What is needed -
Print all of the lines exactly. Any picture among them stays out.

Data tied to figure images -
-=-=-
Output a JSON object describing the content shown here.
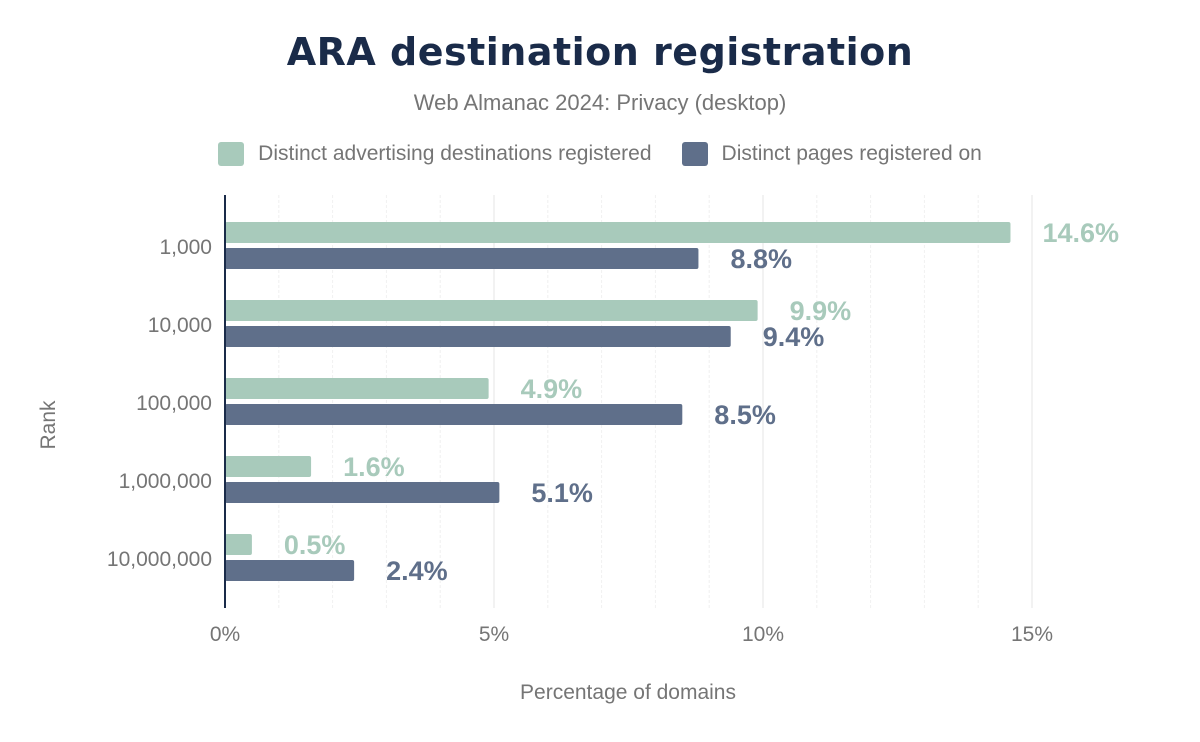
{
  "chart_data": {
    "type": "bar",
    "orientation": "horizontal",
    "title": "ARA destination registration",
    "subtitle": "Web Almanac 2024: Privacy (desktop)",
    "xlabel": "Percentage of domains",
    "ylabel": "Rank",
    "categories": [
      "1,000",
      "10,000",
      "100,000",
      "1,000,000",
      "10,000,000"
    ],
    "series": [
      {
        "name": "Distinct advertising destinations registered",
        "color": "#a8cabb",
        "values": [
          14.6,
          9.9,
          4.9,
          1.6,
          0.5
        ],
        "labels": [
          "14.6%",
          "9.9%",
          "4.9%",
          "1.6%",
          "0.5%"
        ]
      },
      {
        "name": "Distinct pages registered on",
        "color": "#5f6f8a",
        "values": [
          8.8,
          9.4,
          8.5,
          5.1,
          2.4
        ],
        "labels": [
          "8.8%",
          "9.4%",
          "8.5%",
          "5.1%",
          "2.4%"
        ]
      }
    ],
    "xlim": [
      0,
      17
    ],
    "xticks": [
      0,
      5,
      10,
      15
    ],
    "xtick_labels": [
      "0%",
      "5%",
      "10%",
      "15%"
    ],
    "grid": true,
    "legend_position": "top"
  }
}
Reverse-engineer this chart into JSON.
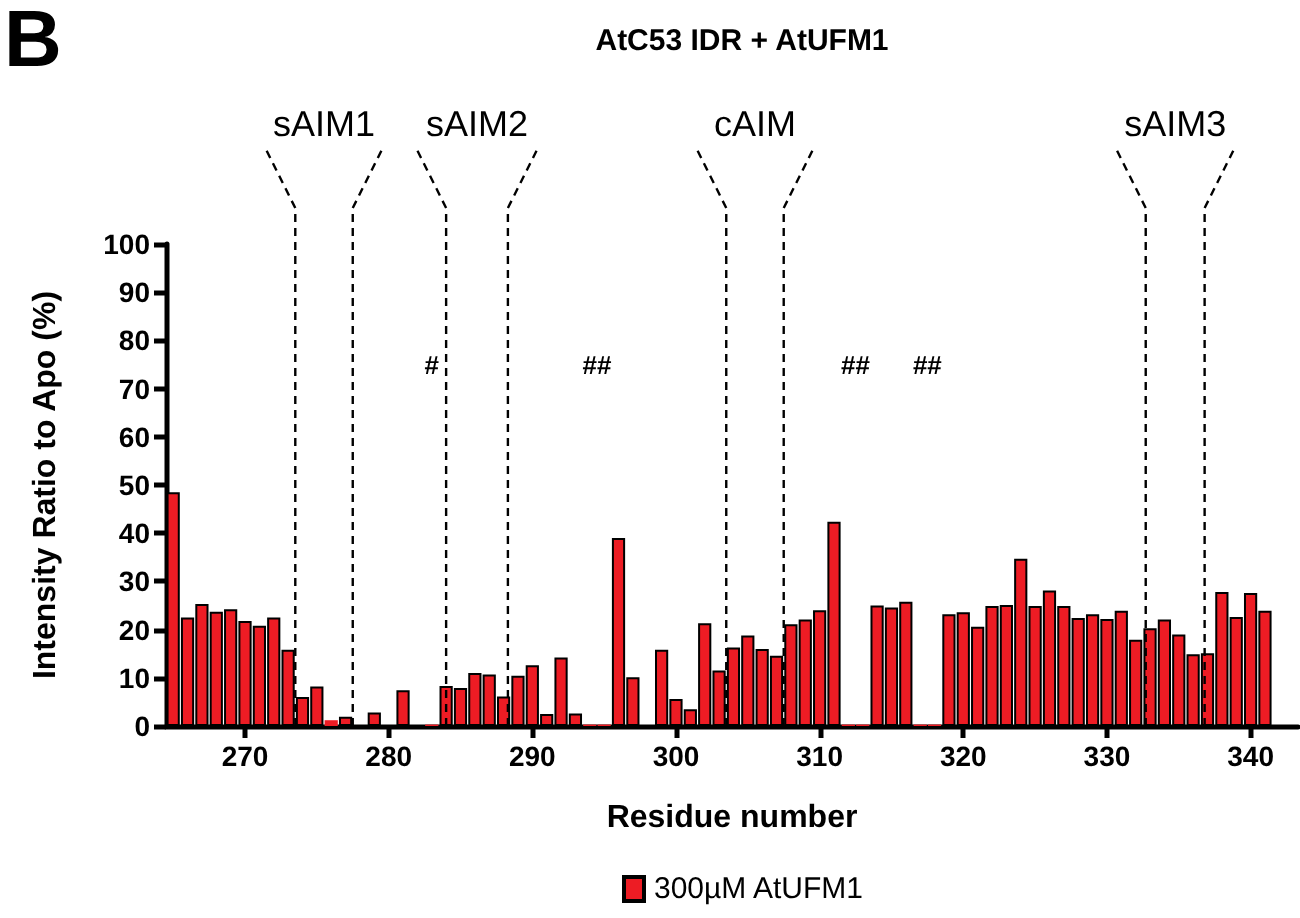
-=-=-
Full solution -
Output a JSON object describing the content shown here.
{
  "chart_data": {
    "type": "bar",
    "orientation": "horizontal",
    "title": "ARA destination registration",
    "subtitle": "Web Almanac 2024: Privacy (desktop)",
    "xlabel": "Percentage of domains",
    "ylabel": "Rank",
    "categories": [
      "1,000",
      "10,000",
      "100,000",
      "1,000,000",
      "10,000,000"
    ],
    "series": [
      {
        "name": "Distinct advertising destinations registered",
        "color": "#a8cabb",
        "values": [
          14.6,
          9.9,
          4.9,
          1.6,
          0.5
        ],
        "labels": [
          "14.6%",
          "9.9%",
          "4.9%",
          "1.6%",
          "0.5%"
        ]
      },
      {
        "name": "Distinct pages registered on",
        "color": "#5f6f8a",
        "values": [
          8.8,
          9.4,
          8.5,
          5.1,
          2.4
        ],
        "labels": [
          "8.8%",
          "9.4%",
          "8.5%",
          "5.1%",
          "2.4%"
        ]
      }
    ],
    "xlim": [
      0,
      17
    ],
    "xticks": [
      0,
      5,
      10,
      15
    ],
    "xtick_labels": [
      "0%",
      "5%",
      "10%",
      "15%"
    ],
    "grid": true,
    "legend_position": "top"
  }
}
Reverse-engineer this chart into JSON.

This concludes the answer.